- _REQUIRED TASK_
Every entry below should be printed exactly, without its images.

- _Part of a data file_
********************

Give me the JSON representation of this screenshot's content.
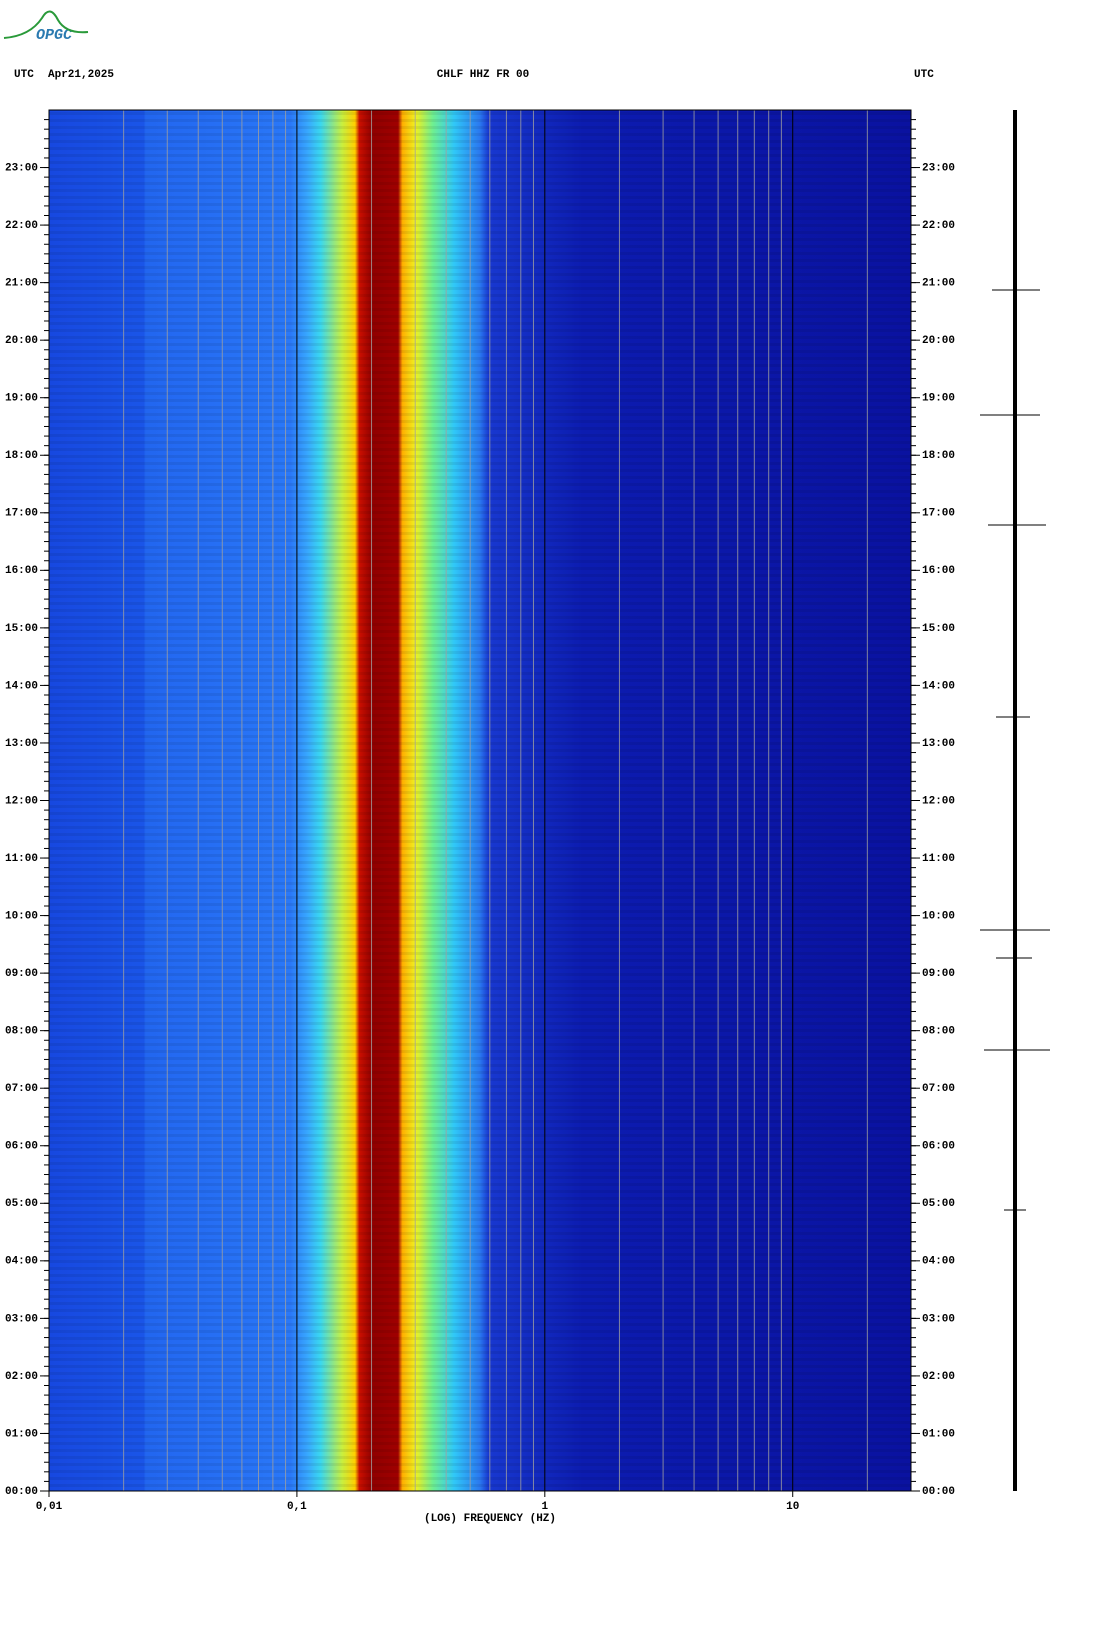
{
  "logo": "OPGC",
  "chart_data": {
    "type": "spectrogram",
    "title": "CHLF HHZ FR 00",
    "timezone_left": "UTC",
    "date": "Apr21,2025",
    "timezone_right": "UTC",
    "x_label": "(LOG) FREQUENCY (HZ)",
    "xscale": "log",
    "xlim": [
      0.01,
      30
    ],
    "xticks": [
      {
        "value": 0.01,
        "label": "0,01"
      },
      {
        "value": 0.1,
        "label": "0,1"
      },
      1,
      10
    ],
    "ylim": [
      0,
      24
    ],
    "yticks": [
      {
        "value": 0,
        "label": "00:00"
      },
      {
        "value": 1,
        "label": "01:00"
      },
      {
        "value": 2,
        "label": "02:00"
      },
      {
        "value": 3,
        "label": "03:00"
      },
      {
        "value": 4,
        "label": "04:00"
      },
      {
        "value": 5,
        "label": "05:00"
      },
      {
        "value": 6,
        "label": "06:00"
      },
      {
        "value": 7,
        "label": "07:00"
      },
      {
        "value": 8,
        "label": "08:00"
      },
      {
        "value": 9,
        "label": "09:00"
      },
      {
        "value": 10,
        "label": "10:00"
      },
      {
        "value": 11,
        "label": "11:00"
      },
      {
        "value": 12,
        "label": "12:00"
      },
      {
        "value": 13,
        "label": "13:00"
      },
      {
        "value": 14,
        "label": "14:00"
      },
      {
        "value": 15,
        "label": "15:00"
      },
      {
        "value": 16,
        "label": "16:00"
      },
      {
        "value": 17,
        "label": "17:00"
      },
      {
        "value": 18,
        "label": "18:00"
      },
      {
        "value": 19,
        "label": "19:00"
      },
      {
        "value": 20,
        "label": "20:00"
      },
      {
        "value": 21,
        "label": "21:00"
      },
      {
        "value": 22,
        "label": "22:00"
      },
      {
        "value": 23,
        "label": "23:00"
      }
    ]
  }
}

********************

- _FULL RESPONSE_
Give me the JSON representation of this screenshot's content.
{
  "logo": "OPGC",
  "chart_data": {
    "type": "spectrogram",
    "title": "CHLF HHZ FR 00",
    "timezone_left": "UTC",
    "date": "Apr21,2025",
    "timezone_right": "UTC",
    "x_label": "(LOG) FREQUENCY (HZ)",
    "xscale": "log",
    "xlim": [
      0.01,
      30
    ],
    "xticks": [
      {
        "value": 0.01,
        "label": "0,01"
      },
      {
        "value": 0.1,
        "label": "0,1"
      },
      1,
      10
    ],
    "ylim": [
      0,
      24
    ],
    "yticks": [
      {
        "value": 0,
        "label": "00:00"
      },
      {
        "value": 1,
        "label": "01:00"
      },
      {
        "value": 2,
        "label": "02:00"
      },
      {
        "value": 3,
        "label": "03:00"
      },
      {
        "value": 4,
        "label": "04:00"
      },
      {
        "value": 5,
        "label": "05:00"
      },
      {
        "value": 6,
        "label": "06:00"
      },
      {
        "value": 7,
        "label": "07:00"
      },
      {
        "value": 8,
        "label": "08:00"
      },
      {
        "value": 9,
        "label": "09:00"
      },
      {
        "value": 10,
        "label": "10:00"
      },
      {
        "value": 11,
        "label": "11:00"
      },
      {
        "value": 12,
        "label": "12:00"
      },
      {
        "value": 13,
        "label": "13:00"
      },
      {
        "value": 14,
        "label": "14:00"
      },
      {
        "value": 15,
        "label": "15:00"
      },
      {
        "value": 16,
        "label": "16:00"
      },
      {
        "value": 17,
        "label": "17:00"
      },
      {
        "value": 18,
        "label": "18:00"
      },
      {
        "value": 19,
        "label": "19:00"
      },
      {
        "value": 20,
        "label": "20:00"
      },
      {
        "value": 21,
        "label": "21:00"
      },
      {
        "value": 22,
        "label": "22:00"
      },
      {
        "value": 23,
        "label": "23:00"
      }
    ]
  }
}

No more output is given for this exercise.